Aim of the task:
Return the following data verbatim, keeping every line in its original order.

Supplied records:
________________________

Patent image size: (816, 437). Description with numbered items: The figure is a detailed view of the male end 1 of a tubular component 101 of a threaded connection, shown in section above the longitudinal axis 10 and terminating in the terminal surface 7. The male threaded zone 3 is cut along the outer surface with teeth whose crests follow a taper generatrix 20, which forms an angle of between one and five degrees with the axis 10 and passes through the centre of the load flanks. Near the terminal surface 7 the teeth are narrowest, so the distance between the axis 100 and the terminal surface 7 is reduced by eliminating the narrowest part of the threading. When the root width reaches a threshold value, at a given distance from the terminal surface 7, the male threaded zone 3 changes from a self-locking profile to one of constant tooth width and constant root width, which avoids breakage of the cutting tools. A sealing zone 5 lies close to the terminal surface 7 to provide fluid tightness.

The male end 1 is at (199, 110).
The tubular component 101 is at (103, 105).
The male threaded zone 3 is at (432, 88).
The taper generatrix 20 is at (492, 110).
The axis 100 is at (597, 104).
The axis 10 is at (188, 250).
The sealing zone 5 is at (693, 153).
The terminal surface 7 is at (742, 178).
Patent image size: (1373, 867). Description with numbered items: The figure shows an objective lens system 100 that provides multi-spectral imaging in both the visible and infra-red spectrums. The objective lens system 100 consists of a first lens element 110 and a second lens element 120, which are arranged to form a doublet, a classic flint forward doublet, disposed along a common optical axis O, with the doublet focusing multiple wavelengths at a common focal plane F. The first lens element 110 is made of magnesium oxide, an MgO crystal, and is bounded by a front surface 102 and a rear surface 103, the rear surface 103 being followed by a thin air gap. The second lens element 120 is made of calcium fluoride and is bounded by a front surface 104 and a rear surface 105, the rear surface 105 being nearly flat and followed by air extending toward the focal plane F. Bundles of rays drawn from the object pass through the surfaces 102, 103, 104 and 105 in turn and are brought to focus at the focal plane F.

________________________

Response for this exercise:
Patent image size: (816, 437). Description with numbered items: The figure is a detailed view of the male end 1 of a tubular component 101 of a threaded connection, shown in section above the longitudinal axis 10 and terminating in the terminal surface 7. The male threaded zone 3 is cut along the outer surface with teeth whose crests follow a taper generatrix 20, which forms an angle of between one and five degrees with the axis 10 and passes through the centre of the load flanks. Near the terminal surface 7 the teeth are narrowest, so the distance between the axis 100 and the terminal surface 7 is reduced by eliminating the narrowest part of the threading. When the root width reaches a threshold value, at a given distance from the terminal surface 7, the male threaded zone 3 changes from a self-locking profile to one of constant tooth width and constant root width, which avoids breakage of the cutting tools. A sealing zone 5 lies close to the terminal surface 7 to provide fluid tightness.

The male end 1 is at (199, 110).
The tubular component 101 is at (103, 105).
The male threaded zone 3 is at (432, 88).
The taper generatrix 20 is at (492, 110).
The axis 100 is at (597, 104).
The axis 10 is at (188, 250).
The sealing zone 5 is at (693, 153).
The terminal surface 7 is at (742, 178).
Patent image size: (1373, 867). Description with numbered items: The figure shows an objective lens system 100 that provides multi-spectral imaging in both the visible and infra-red spectrums. The objective lens system 100 consists of a first lens element 110 and a second lens element 120, which are arranged to form a doublet, a classic flint forward doublet, disposed along a common optical axis O, with the doublet focusing multiple wavelengths at a common focal plane F. The first lens element 110 is made of magnesium oxide, an MgO crystal, and is bounded by a front surface 102 and a rear surface 103, the rear surface 103 being followed by a thin air gap. The second lens element 120 is made of calcium fluoride and is bounded by a front surface 104 and a rear surface 105, the rear surface 105 being nearly flat and followed by air extending toward the focal plane F. Bundles of rays drawn from the object pass through the surfaces 102, 103, 104 and 105 in turn and are brought to focus at the focal plane F.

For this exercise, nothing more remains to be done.